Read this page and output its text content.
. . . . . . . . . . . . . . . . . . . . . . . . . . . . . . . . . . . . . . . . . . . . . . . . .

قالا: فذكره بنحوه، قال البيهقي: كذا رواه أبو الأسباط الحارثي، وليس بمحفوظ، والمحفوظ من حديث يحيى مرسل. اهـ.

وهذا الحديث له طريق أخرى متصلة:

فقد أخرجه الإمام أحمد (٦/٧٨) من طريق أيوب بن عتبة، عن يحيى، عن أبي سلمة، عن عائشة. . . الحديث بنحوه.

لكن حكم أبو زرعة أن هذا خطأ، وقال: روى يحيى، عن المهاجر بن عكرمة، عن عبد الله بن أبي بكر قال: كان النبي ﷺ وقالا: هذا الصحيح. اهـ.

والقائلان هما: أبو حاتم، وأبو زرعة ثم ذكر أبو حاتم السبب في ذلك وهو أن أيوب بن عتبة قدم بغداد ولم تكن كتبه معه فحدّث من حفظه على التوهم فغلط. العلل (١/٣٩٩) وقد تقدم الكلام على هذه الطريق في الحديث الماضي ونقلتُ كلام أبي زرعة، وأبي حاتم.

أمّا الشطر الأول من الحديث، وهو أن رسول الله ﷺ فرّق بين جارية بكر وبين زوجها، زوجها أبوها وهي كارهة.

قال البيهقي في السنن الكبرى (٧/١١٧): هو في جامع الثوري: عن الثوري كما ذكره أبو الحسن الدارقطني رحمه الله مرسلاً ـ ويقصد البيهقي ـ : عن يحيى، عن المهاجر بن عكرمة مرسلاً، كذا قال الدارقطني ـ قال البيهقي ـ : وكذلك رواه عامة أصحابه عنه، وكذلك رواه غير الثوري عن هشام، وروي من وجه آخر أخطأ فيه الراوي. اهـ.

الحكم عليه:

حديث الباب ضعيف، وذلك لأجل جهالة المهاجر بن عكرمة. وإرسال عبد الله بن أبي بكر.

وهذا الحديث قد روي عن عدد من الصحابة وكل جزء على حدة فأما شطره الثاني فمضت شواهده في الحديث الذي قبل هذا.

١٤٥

▸ **What you have to do**: Transcribe the material above word for word.

▸ **Correct answer**:
Read this page and output its text content.
. . . . . . . . . . . . . . . . . . . . . . . . . . . . . . . . . . . . . . . . . . . . . . . . .

قالا: فذكره بنحوه، قال البيهقي: كذا رواه أبو الأسباط الحارثي، وليس بمحفوظ، والمحفوظ من حديث يحيى مرسل. اهـ.

وهذا الحديث له طريق أخرى متصلة:

فقد أخرجه الإمام أحمد (٦/٧٨) من طريق أيوب بن عتبة، عن يحيى، عن أبي سلمة، عن عائشة. . . الحديث بنحوه.

لكن حكم أبو زرعة أن هذا خطأ، وقال: روى يحيى، عن المهاجر بن عكرمة، عن عبد الله بن أبي بكر قال: كان النبي ﷺ وقالا: هذا الصحيح. اهـ.

والقائلان هما: أبو حاتم، وأبو زرعة ثم ذكر أبو حاتم السبب في ذلك وهو أن أيوب بن عتبة قدم بغداد ولم تكن كتبه معه فحدّث من حفظه على التوهم فغلط. العلل (١/٣٩٩) وقد تقدم الكلام على هذه الطريق في الحديث الماضي ونقلتُ كلام أبي زرعة، وأبي حاتم.

أمّا الشطر الأول من الحديث، وهو أن رسول الله ﷺ فرّق بين جارية بكر وبين زوجها، زوجها أبوها وهي كارهة.

قال البيهقي في السنن الكبرى (٧/١١٧): هو في جامع الثوري: عن الثوري كما ذكره أبو الحسن الدارقطني رحمه الله مرسلاً ـ ويقصد البيهقي ـ : عن يحيى، عن المهاجر بن عكرمة مرسلاً، كذا قال الدارقطني ـ قال البيهقي ـ : وكذلك رواه عامة أصحابه عنه، وكذلك رواه غير الثوري عن هشام، وروي من وجه آخر أخطأ فيه الراوي. اهـ.

الحكم عليه:

حديث الباب ضعيف، وذلك لأجل جهالة المهاجر بن عكرمة. وإرسال عبد الله بن أبي بكر.

وهذا الحديث قد روي عن عدد من الصحابة وكل جزء على حدة فأما شطره الثاني فمضت شواهده في الحديث الذي قبل هذا.

١٤٥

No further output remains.